Supplied records
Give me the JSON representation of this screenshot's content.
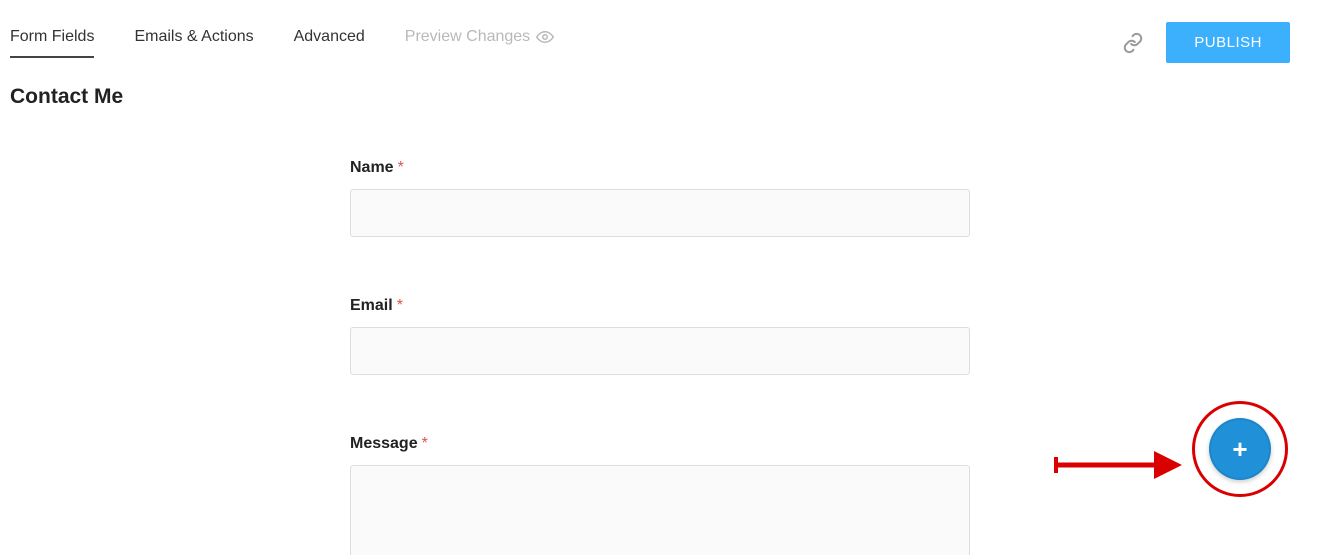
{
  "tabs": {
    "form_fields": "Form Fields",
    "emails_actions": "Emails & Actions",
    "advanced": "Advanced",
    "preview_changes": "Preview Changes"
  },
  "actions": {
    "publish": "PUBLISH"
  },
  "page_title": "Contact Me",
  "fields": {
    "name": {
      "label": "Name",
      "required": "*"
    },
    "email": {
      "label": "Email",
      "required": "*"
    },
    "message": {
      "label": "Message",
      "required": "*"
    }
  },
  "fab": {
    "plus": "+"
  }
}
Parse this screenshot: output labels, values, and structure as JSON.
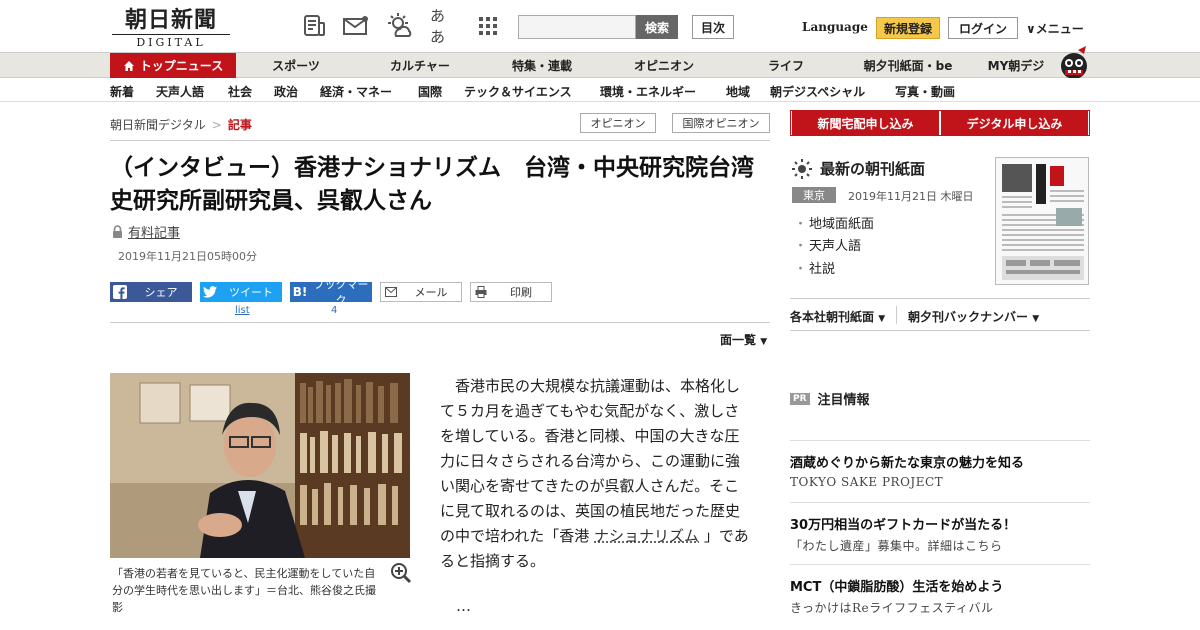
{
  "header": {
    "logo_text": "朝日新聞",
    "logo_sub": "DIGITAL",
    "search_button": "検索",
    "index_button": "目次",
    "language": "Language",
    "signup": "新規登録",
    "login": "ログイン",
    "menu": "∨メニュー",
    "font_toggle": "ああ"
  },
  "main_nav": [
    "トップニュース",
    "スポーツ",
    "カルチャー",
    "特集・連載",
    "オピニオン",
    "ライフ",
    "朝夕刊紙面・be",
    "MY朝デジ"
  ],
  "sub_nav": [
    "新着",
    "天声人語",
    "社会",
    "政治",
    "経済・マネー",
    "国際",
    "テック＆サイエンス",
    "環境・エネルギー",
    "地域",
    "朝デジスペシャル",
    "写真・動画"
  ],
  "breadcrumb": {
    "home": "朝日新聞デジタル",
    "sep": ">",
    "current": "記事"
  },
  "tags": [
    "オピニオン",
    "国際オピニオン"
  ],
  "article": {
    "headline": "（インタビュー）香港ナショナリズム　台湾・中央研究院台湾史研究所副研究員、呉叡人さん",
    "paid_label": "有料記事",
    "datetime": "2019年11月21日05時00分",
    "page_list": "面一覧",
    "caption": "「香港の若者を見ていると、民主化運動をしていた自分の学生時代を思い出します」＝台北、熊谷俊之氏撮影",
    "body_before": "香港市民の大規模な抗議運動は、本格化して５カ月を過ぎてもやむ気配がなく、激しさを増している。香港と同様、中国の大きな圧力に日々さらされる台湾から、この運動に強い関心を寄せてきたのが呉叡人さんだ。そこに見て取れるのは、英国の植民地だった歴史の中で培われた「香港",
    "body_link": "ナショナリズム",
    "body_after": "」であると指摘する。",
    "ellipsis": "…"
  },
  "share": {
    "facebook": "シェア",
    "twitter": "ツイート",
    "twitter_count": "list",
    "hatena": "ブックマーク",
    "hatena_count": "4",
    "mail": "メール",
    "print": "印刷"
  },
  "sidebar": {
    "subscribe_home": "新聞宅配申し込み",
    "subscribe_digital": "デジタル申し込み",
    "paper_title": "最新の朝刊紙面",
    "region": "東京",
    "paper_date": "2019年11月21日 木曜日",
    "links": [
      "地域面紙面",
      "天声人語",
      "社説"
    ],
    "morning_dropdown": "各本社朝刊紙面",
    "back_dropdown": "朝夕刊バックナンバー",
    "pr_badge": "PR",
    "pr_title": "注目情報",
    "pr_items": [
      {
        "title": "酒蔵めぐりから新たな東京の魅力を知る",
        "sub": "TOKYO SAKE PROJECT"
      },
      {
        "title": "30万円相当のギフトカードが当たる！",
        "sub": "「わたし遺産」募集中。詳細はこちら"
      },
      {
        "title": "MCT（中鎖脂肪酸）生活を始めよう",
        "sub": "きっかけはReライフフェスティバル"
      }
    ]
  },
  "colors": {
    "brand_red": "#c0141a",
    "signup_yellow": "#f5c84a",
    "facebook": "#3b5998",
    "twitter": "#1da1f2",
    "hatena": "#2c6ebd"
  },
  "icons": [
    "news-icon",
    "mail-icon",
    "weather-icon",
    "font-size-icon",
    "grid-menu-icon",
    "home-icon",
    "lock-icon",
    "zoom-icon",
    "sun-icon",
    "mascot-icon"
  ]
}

Requirements
Tally up the lines of the listing containing the word "JSON". Give only the total.

Problem solution
2